Records from a collection
= = =

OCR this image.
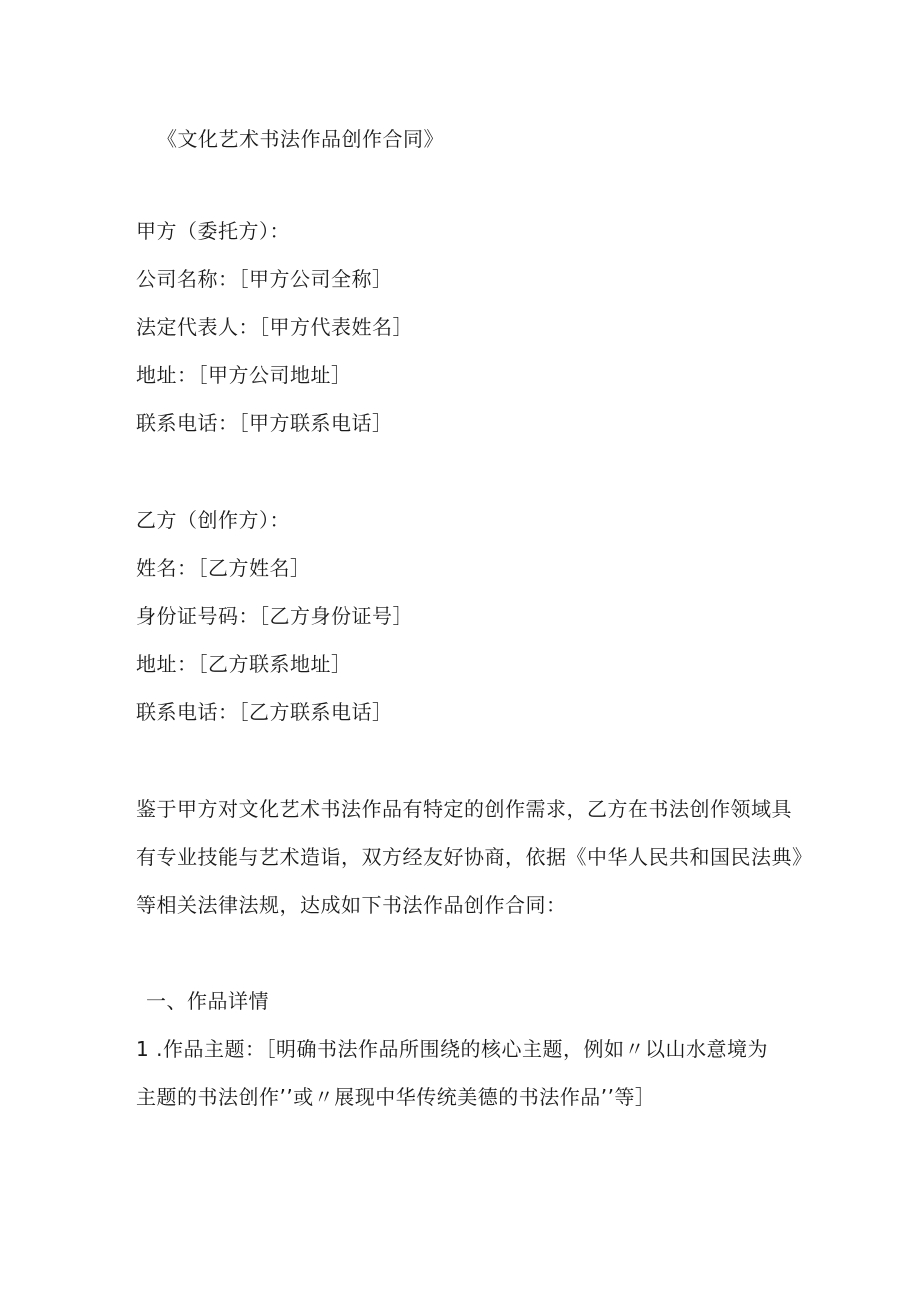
《文化艺术书法作品创作合同》
甲方（委托方）：
公司名称：［甲方公司全称］
法定代表人：［甲方代表姓名］
地址：［甲方公司地址］
联系电话：［甲方联系电话］
乙方（创作方）：
姓名：［乙方姓名］
身份证号码：［乙方身份证号］
地址：［乙方联系地址］
联系电话：［乙方联系电话］
鉴于甲方对文化艺术书法作品有特定的创作需求，乙方在书法创作领域具
有专业技能与艺术造诣，双方经友好协商，依据《中华人民共和国民法典》
等相关法律法规，达成如下书法作品创作合同：
一、作品详情
1 .作品主题：［明确书法作品所围绕的核心主题，例如〃以山水意境为
主题的书法创作’’或〃展现中华传统美德的书法作品’’等］
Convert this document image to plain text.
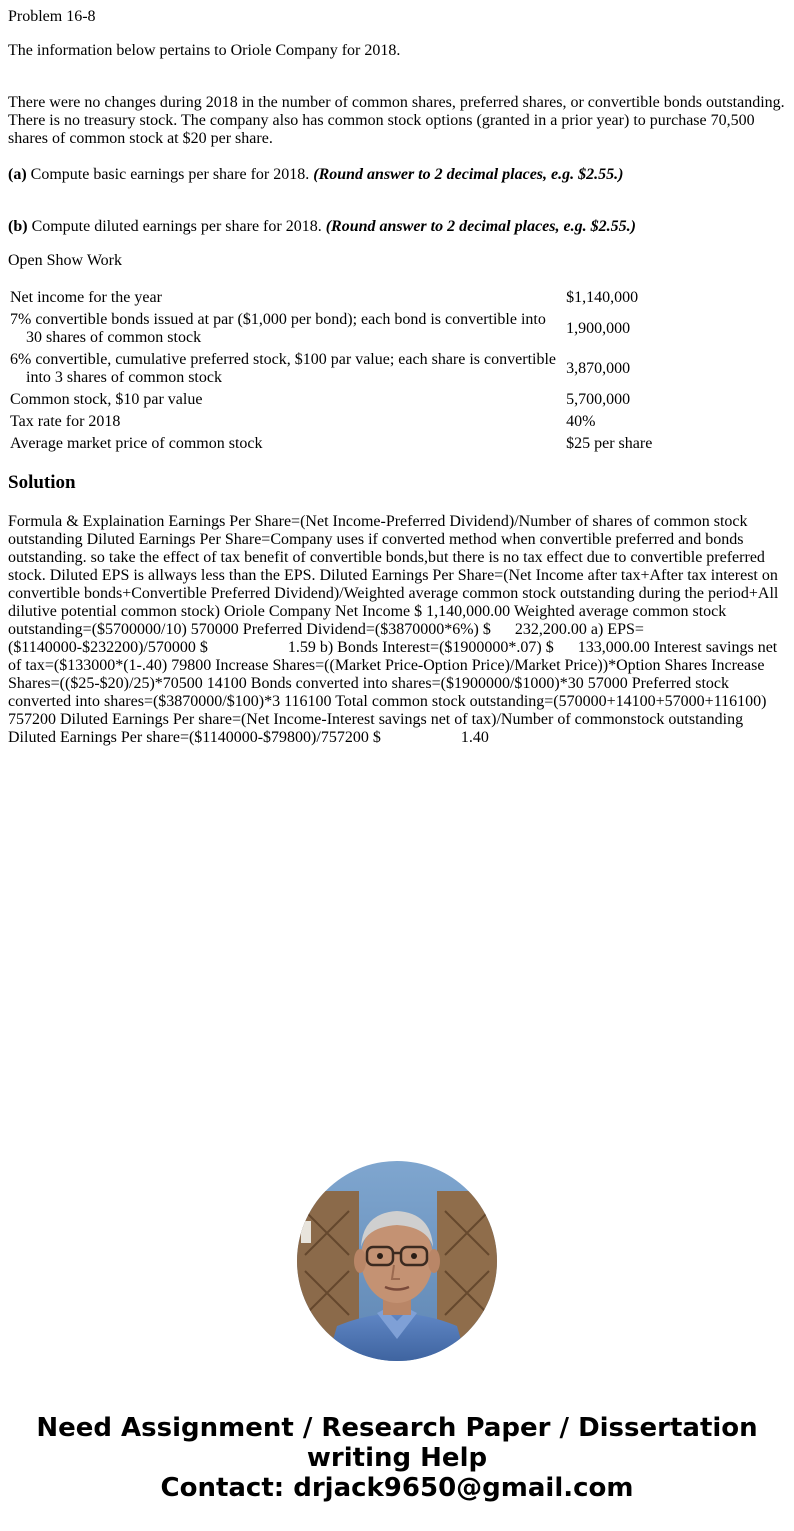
Problem 16-8

The information below pertains to Oriole Company for 2018.

There were no changes during 2018 in the number of common shares, preferred shares, or convertible bonds outstanding. There is no treasury stock. The company also has common stock options (granted in a prior year) to purchase 70,500 shares of common stock at $20 per share.

(a) Compute basic earnings per share for 2018. (Round answer to 2 decimal places, e.g. $2.55.)

(b) Compute diluted earnings per share for 2018. (Round answer to 2 decimal places, e.g. $2.55.)

Open Show Work

Net income for the year	$1,140,000
7% convertible bonds issued at par ($1,000 per bond); each bond is convertible into 30 shares of common stock	1,900,000
6% convertible, cumulative preferred stock, $100 par value; each share is convertible into 3 shares of common stock	3,870,000
Common stock, $10 par value	5,700,000
Tax rate for 2018	40%
Average market price of common stock	$25 per share
Solution

Formula & Explaination Earnings Per Share=(Net Income-Preferred Dividend)/Number of shares of common stock outstanding Diluted Earnings Per Share=Company uses if converted method when convertible preferred and bonds outstanding. so take the effect of tax benefit of convertible bonds,but there is no tax effect due to convertible preferred stock. Diluted EPS is allways less than the EPS. Diluted Earnings Per Share=(Net Income after tax+After tax interest on convertible bonds+Convertible Preferred Dividend)/Weighted average common stock outstanding during the period+All dilutive potential common stock) Oriole Company Net Income $ 1,140,000.00 Weighted average common stock outstanding=($5700000/10) 570000 Preferred Dividend=($3870000*6%) $      232,200.00 a) EPS=($1140000-$232200)/570000 $                    1.59 b) Bonds Interest=($1900000*.07) $      133,000.00 Interest savings net of tax=($133000*(1-.40) 79800 Increase Shares=((Market Price-Option Price)/Market Price))*Option Shares Increase Shares=(($25-$20)/25)*70500 14100 Bonds converted into shares=($1900000/$1000)*30 57000 Preferred stock converted into shares=($3870000/$100)*3 116100 Total common stock outstanding=(570000+14100+57000+116100) 757200 Diluted Earnings Per share=(Net Income-Interest savings net of tax)/Number of commonstock outstanding Diluted Earnings Per share=($1140000-$79800)/757200 $                    1.40

Need Assignment / Research Paper / Dissertation writing Help
Contact: drjack9650@gmail.com
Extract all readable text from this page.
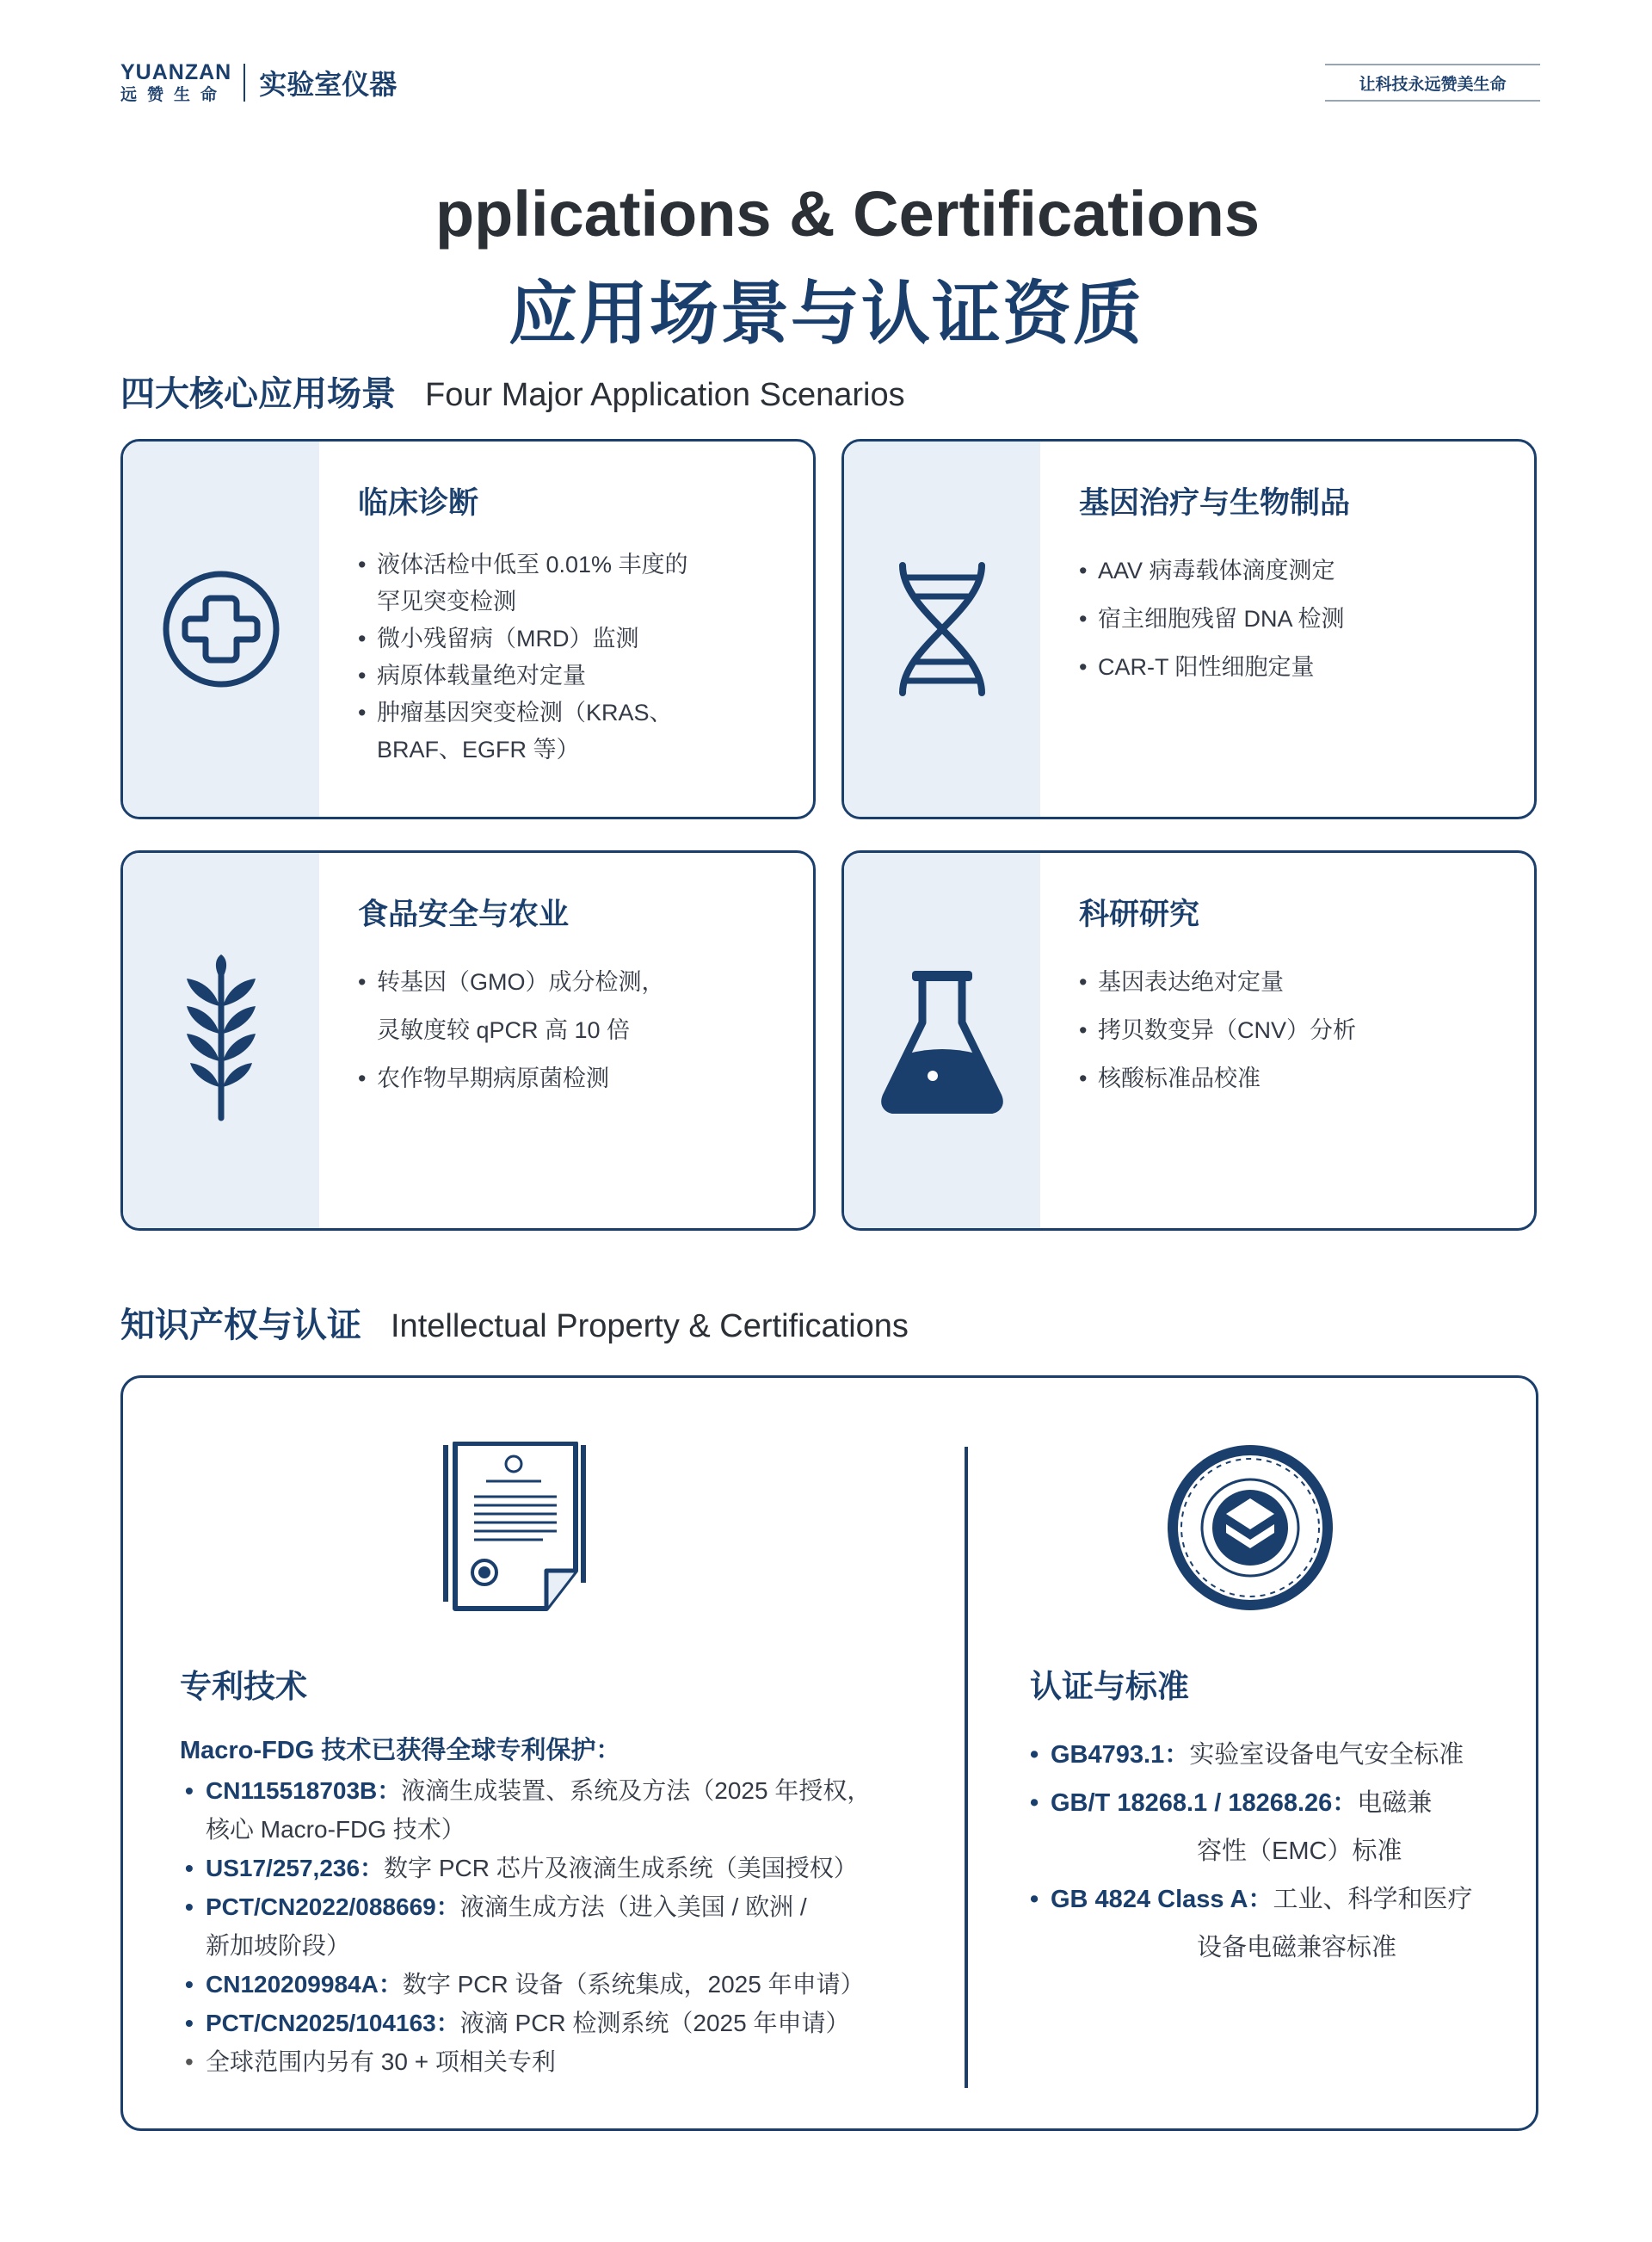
YUANZAN
远赞生命 实验室仪器	让科技永远赞美生命
pplications & Certifications
应用场景与认证资质
四大核心应用场景 Four Major Application Scenarios
临床诊断
• 液体活检中低至 0.01% 丰度的
罕见突变检测
• 微小残留病（MRD）监测
• 病原体载量绝对定量
• 肿瘤基因突变检测（KRAS、
BRAF、EGFR 等）
基因治疗与生物制品
• AAV 病毒载体滴度测定
• 宿主细胞残留 DNA 检测
• CAR-T 阳性细胞定量
食品安全与农业
• 转基因（GMO）成分检测，
灵敏度较 qPCR 高 10 倍
• 农作物早期病原菌检测
科研研究
• 基因表达绝对定量
• 拷贝数变异（CNV）分析
• 核酸标准品校准
知识产权与认证 Intellectual Property & Certifications
专利技术
Macro-FDG 技术已获得全球专利保护：
• CN115518703B：液滴生成装置、系统及方法（2025 年授权，
核心 Macro-FDG 技术）
• US17/257,236：数字 PCR 芯片及液滴生成系统（美国授权）
• PCT/CN2022/088669：液滴生成方法（进入美国 / 欧洲 /
新加坡阶段）
• CN120209984A：数字 PCR 设备（系统集成，2025 年申请）
• PCT/CN2025/104163：液滴 PCR 检测系统（2025 年申请）
• 全球范围内另有 30 + 项相关专利
认证与标准
• GB4793.1：实验室设备电气安全标准
• GB/T 18268.1 / 18268.26：电磁兼
容性（EMC）标准
• GB 4824 Class A：工业、科学和医疗
设备电磁兼容标准
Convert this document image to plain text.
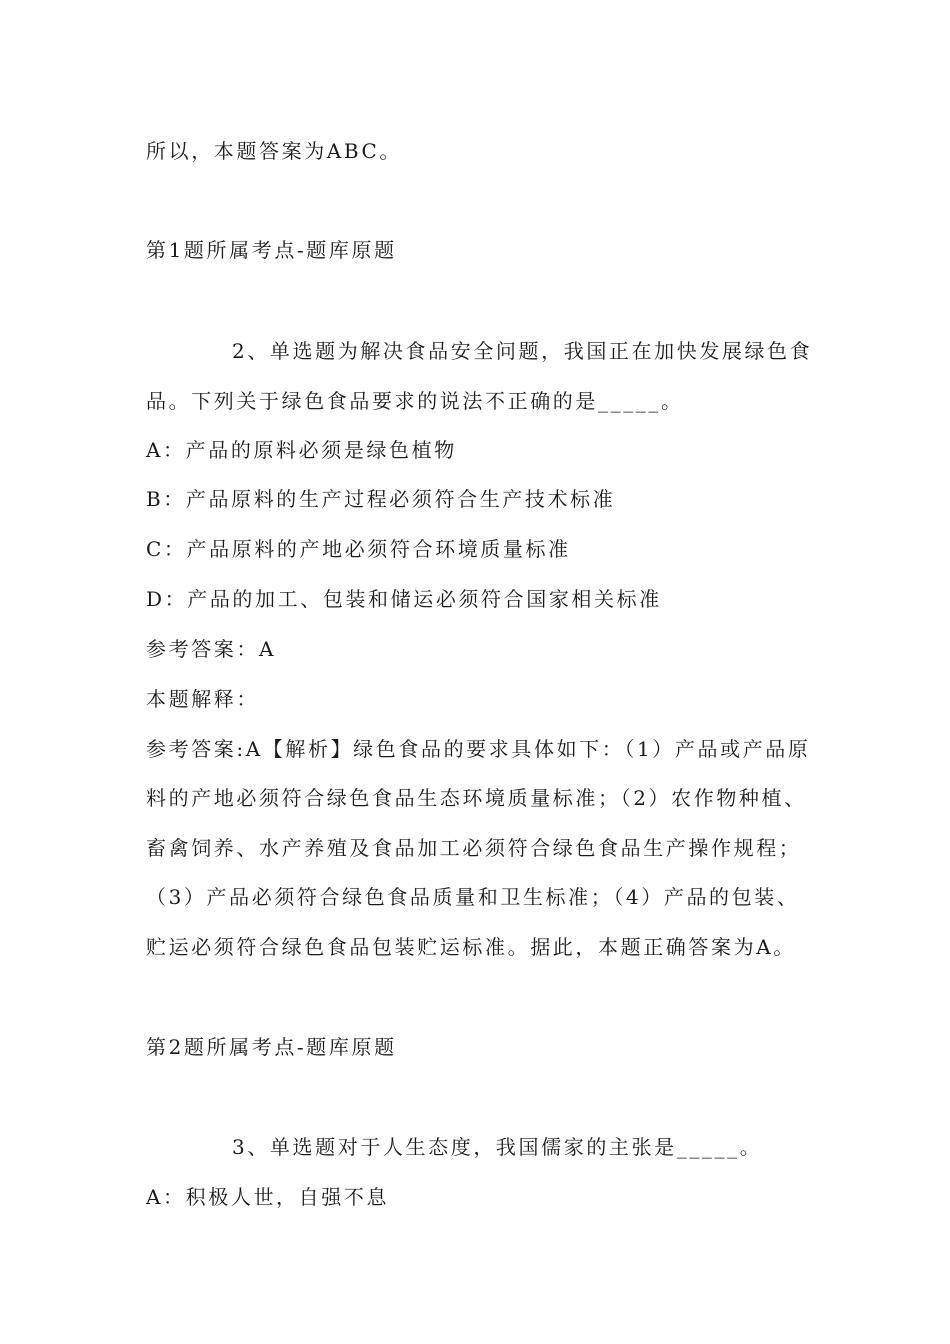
所以，本题答案为ABC。
第1题所属考点-题库原题
2、单选题为解决食品安全问题，我国正在加快发展绿色食
品。下列关于绿色食品要求的说法不正确的是_____。
A：产品的原料必须是绿色植物
B：产品原料的生产过程必须符合生产技术标准
C：产品原料的产地必须符合环境质量标准
D：产品的加工、包装和储运必须符合国家相关标准
参考答案：A
本题解释：
参考答案:A【解析】绿色食品的要求具体如下：（1）产品或产品原
料的产地必须符合绿色食品生态环境质量标准；（2）农作物种植、
畜禽饲养、水产养殖及食品加工必须符合绿色食品生产操作规程；
（3）产品必须符合绿色食品质量和卫生标准；（4）产品的包装、
贮运必须符合绿色食品包装贮运标准。据此，本题正确答案为A。
第2题所属考点-题库原题
3、单选题对于人生态度，我国儒家的主张是_____。
A：积极人世，自强不息
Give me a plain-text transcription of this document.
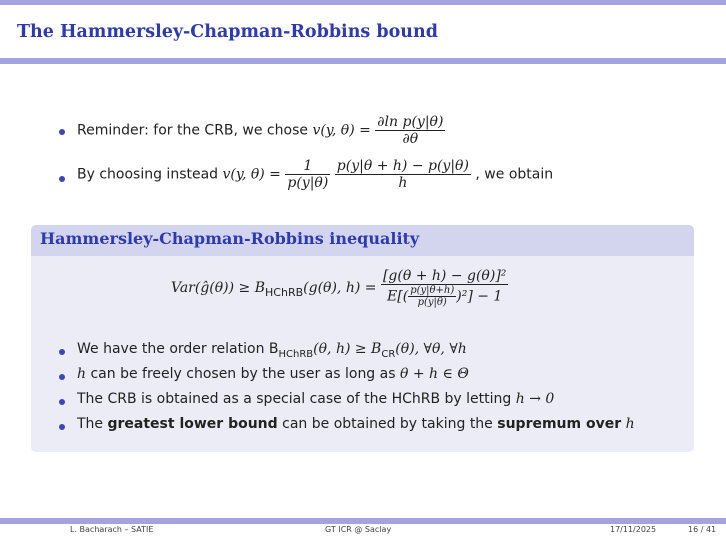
The Hammersley-Chapman-Robbins bound
Reminder: for the CRB, we chose v(y, $\theta) = \frac{\text{∂ln p(y|θ)}}{\partial\theta}$
By choosing instead v(y, $\theta) = \frac{1}{p(y|\theta)}$
$\frac{p(y|\theta + h) - p(y|\theta)}{h}$ , we obtain
Hammersley-Chapman-Robbins inequality
Var(ĝ(θ)) ≥ $B_{HChRB}(g(\theta)$, $h) = \frac{\text{[g(θ + h) − g(θ)]²}}{E[( \frac{p(y|\theta+h)}{p(y|\theta)} )^2] - 1}$
We have the order relation $B_{HChRB}(\theta$, $h) \ge B_{CR}(\theta)$, ∀θ, ∀h
h can be freely chosen by the user as long as θ + h ∈ Θ
The CRB is obtained as a special case of the HChRB by letting h → 0
The greatest lower bound can be obtained by taking the supremum over h
L. Bacharach – SATIE	GT ICR @ Saclay	17/11/2025	16 / 41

= = =

Copy out each line of the material that holds the word "Certifications".

ANSWER TO THIS EXERCISE:
pplications & Certifications
知识产权与认证 Intellectual Property & Certifications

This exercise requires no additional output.